***** Entries *****

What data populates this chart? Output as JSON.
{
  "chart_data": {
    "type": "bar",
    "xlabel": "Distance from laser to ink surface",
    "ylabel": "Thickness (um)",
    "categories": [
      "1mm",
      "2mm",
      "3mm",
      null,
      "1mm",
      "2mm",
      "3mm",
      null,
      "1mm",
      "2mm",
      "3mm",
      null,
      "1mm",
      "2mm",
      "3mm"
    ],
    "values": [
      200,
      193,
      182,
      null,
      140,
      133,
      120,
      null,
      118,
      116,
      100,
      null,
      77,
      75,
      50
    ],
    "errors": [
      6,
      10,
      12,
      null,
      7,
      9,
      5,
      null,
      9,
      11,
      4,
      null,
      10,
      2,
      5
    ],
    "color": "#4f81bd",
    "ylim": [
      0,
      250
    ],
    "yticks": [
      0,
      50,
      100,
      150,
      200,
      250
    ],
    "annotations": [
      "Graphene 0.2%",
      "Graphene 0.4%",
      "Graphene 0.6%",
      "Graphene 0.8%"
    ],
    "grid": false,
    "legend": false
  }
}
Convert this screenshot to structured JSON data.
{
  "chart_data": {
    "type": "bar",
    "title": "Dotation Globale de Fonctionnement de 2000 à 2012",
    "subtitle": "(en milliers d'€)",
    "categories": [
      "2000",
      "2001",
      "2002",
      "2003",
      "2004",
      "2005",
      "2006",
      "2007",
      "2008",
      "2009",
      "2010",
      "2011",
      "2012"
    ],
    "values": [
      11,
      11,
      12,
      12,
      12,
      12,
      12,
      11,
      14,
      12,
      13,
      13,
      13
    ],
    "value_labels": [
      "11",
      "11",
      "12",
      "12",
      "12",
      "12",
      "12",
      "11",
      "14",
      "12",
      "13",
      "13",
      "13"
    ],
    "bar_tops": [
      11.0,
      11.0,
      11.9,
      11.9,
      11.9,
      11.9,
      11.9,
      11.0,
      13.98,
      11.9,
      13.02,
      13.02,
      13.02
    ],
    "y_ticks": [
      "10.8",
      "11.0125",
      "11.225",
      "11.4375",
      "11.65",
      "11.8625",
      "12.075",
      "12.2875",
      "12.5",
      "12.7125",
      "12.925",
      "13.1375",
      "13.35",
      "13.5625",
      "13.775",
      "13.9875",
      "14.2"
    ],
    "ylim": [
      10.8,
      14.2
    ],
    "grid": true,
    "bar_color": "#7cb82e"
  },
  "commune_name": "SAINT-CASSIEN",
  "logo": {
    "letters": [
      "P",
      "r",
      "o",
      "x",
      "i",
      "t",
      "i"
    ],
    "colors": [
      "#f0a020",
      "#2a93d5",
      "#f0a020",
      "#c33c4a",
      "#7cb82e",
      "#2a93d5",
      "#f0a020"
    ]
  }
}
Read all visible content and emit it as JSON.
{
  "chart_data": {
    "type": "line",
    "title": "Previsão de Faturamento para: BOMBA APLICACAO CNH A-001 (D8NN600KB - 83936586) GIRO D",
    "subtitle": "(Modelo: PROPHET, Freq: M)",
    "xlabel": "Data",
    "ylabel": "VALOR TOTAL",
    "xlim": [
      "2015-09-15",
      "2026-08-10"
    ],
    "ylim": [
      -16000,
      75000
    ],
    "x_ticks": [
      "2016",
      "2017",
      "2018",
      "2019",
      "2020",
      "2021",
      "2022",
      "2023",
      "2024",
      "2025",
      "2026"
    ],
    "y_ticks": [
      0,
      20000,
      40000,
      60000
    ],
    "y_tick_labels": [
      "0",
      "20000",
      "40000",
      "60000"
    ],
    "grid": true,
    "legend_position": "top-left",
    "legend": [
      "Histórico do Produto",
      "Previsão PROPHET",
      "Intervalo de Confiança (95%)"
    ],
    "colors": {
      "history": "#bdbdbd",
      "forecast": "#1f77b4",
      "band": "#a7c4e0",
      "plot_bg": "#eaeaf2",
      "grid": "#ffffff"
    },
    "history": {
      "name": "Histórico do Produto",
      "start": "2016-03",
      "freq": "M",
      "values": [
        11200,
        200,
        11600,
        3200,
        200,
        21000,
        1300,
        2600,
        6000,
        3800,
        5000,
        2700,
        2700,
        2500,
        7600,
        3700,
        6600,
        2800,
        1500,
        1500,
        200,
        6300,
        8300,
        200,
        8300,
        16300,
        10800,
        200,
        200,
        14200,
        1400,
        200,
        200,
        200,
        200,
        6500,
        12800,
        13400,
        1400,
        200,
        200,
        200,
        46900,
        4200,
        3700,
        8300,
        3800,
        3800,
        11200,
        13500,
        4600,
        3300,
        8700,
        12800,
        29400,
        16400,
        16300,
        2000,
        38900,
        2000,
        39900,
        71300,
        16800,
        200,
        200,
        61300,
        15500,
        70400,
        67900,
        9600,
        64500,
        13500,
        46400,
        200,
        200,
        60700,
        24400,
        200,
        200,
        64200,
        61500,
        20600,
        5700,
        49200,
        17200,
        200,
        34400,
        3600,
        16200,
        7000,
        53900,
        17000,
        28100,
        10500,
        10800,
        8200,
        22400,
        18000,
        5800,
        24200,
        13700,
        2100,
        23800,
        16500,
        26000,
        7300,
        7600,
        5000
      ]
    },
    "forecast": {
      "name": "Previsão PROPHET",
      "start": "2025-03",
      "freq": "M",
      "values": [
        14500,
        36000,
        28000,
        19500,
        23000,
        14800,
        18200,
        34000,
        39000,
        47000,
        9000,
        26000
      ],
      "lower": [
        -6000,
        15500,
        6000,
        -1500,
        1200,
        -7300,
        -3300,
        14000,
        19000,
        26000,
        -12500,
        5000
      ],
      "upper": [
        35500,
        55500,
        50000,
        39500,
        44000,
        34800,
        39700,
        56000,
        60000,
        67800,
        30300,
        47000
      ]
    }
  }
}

*****

**The exercise:** Print all of the data exactly as it was given.

**Exercise output:**
What data populates this chart? Output as JSON.
{
  "chart_data": {
    "type": "bar",
    "xlabel": "Distance from laser to ink surface",
    "ylabel": "Thickness (um)",
    "categories": [
      "1mm",
      "2mm",
      "3mm",
      null,
      "1mm",
      "2mm",
      "3mm",
      null,
      "1mm",
      "2mm",
      "3mm",
      null,
      "1mm",
      "2mm",
      "3mm"
    ],
    "values": [
      200,
      193,
      182,
      null,
      140,
      133,
      120,
      null,
      118,
      116,
      100,
      null,
      77,
      75,
      50
    ],
    "errors": [
      6,
      10,
      12,
      null,
      7,
      9,
      5,
      null,
      9,
      11,
      4,
      null,
      10,
      2,
      5
    ],
    "color": "#4f81bd",
    "ylim": [
      0,
      250
    ],
    "yticks": [
      0,
      50,
      100,
      150,
      200,
      250
    ],
    "annotations": [
      "Graphene 0.2%",
      "Graphene 0.4%",
      "Graphene 0.6%",
      "Graphene 0.8%"
    ],
    "grid": false,
    "legend": false
  }
}
Convert this screenshot to structured JSON data.
{
  "chart_data": {
    "type": "bar",
    "title": "Dotation Globale de Fonctionnement de 2000 à 2012",
    "subtitle": "(en milliers d'€)",
    "categories": [
      "2000",
      "2001",
      "2002",
      "2003",
      "2004",
      "2005",
      "2006",
      "2007",
      "2008",
      "2009",
      "2010",
      "2011",
      "2012"
    ],
    "values": [
      11,
      11,
      12,
      12,
      12,
      12,
      12,
      11,
      14,
      12,
      13,
      13,
      13
    ],
    "value_labels": [
      "11",
      "11",
      "12",
      "12",
      "12",
      "12",
      "12",
      "11",
      "14",
      "12",
      "13",
      "13",
      "13"
    ],
    "bar_tops": [
      11.0,
      11.0,
      11.9,
      11.9,
      11.9,
      11.9,
      11.9,
      11.0,
      13.98,
      11.9,
      13.02,
      13.02,
      13.02
    ],
    "y_ticks": [
      "10.8",
      "11.0125",
      "11.225",
      "11.4375",
      "11.65",
      "11.8625",
      "12.075",
      "12.2875",
      "12.5",
      "12.7125",
      "12.925",
      "13.1375",
      "13.35",
      "13.5625",
      "13.775",
      "13.9875",
      "14.2"
    ],
    "ylim": [
      10.8,
      14.2
    ],
    "grid": true,
    "bar_color": "#7cb82e"
  },
  "commune_name": "SAINT-CASSIEN",
  "logo": {
    "letters": [
      "P",
      "r",
      "o",
      "x",
      "i",
      "t",
      "i"
    ],
    "colors": [
      "#f0a020",
      "#2a93d5",
      "#f0a020",
      "#c33c4a",
      "#7cb82e",
      "#2a93d5",
      "#f0a020"
    ]
  }
}
Read all visible content and emit it as JSON.
{
  "chart_data": {
    "type": "line",
    "title": "Previsão de Faturamento para: BOMBA APLICACAO CNH A-001 (D8NN600KB - 83936586) GIRO D",
    "subtitle": "(Modelo: PROPHET, Freq: M)",
    "xlabel": "Data",
    "ylabel": "VALOR TOTAL",
    "xlim": [
      "2015-09-15",
      "2026-08-10"
    ],
    "ylim": [
      -16000,
      75000
    ],
    "x_ticks": [
      "2016",
      "2017",
      "2018",
      "2019",
      "2020",
      "2021",
      "2022",
      "2023",
      "2024",
      "2025",
      "2026"
    ],
    "y_ticks": [
      0,
      20000,
      40000,
      60000
    ],
    "y_tick_labels": [
      "0",
      "20000",
      "40000",
      "60000"
    ],
    "grid": true,
    "legend_position": "top-left",
    "legend": [
      "Histórico do Produto",
      "Previsão PROPHET",
      "Intervalo de Confiança (95%)"
    ],
    "colors": {
      "history": "#bdbdbd",
      "forecast": "#1f77b4",
      "band": "#a7c4e0",
      "plot_bg": "#eaeaf2",
      "grid": "#ffffff"
    },
    "history": {
      "name": "Histórico do Produto",
      "start": "2016-03",
      "freq": "M",
      "values": [
        11200,
        200,
        11600,
        3200,
        200,
        21000,
        1300,
        2600,
        6000,
        3800,
        5000,
        2700,
        2700,
        2500,
        7600,
        3700,
        6600,
        2800,
        1500,
        1500,
        200,
        6300,
        8300,
        200,
        8300,
        16300,
        10800,
        200,
        200,
        14200,
        1400,
        200,
        200,
        200,
        200,
        6500,
        12800,
        13400,
        1400,
        200,
        200,
        200,
        46900,
        4200,
        3700,
        8300,
        3800,
        3800,
        11200,
        13500,
        4600,
        3300,
        8700,
        12800,
        29400,
        16400,
        16300,
        2000,
        38900,
        2000,
        39900,
        71300,
        16800,
        200,
        200,
        61300,
        15500,
        70400,
        67900,
        9600,
        64500,
        13500,
        46400,
        200,
        200,
        60700,
        24400,
        200,
        200,
        64200,
        61500,
        20600,
        5700,
        49200,
        17200,
        200,
        34400,
        3600,
        16200,
        7000,
        53900,
        17000,
        28100,
        10500,
        10800,
        8200,
        22400,
        18000,
        5800,
        24200,
        13700,
        2100,
        23800,
        16500,
        26000,
        7300,
        7600,
        5000
      ]
    },
    "forecast": {
      "name": "Previsão PROPHET",
      "start": "2025-03",
      "freq": "M",
      "values": [
        14500,
        36000,
        28000,
        19500,
        23000,
        14800,
        18200,
        34000,
        39000,
        47000,
        9000,
        26000
      ],
      "lower": [
        -6000,
        15500,
        6000,
        -1500,
        1200,
        -7300,
        -3300,
        14000,
        19000,
        26000,
        -12500,
        5000
      ],
      "upper": [
        35500,
        55500,
        50000,
        39500,
        44000,
        34800,
        39700,
        56000,
        60000,
        67800,
        30300,
        47000
      ]
    }
  }
}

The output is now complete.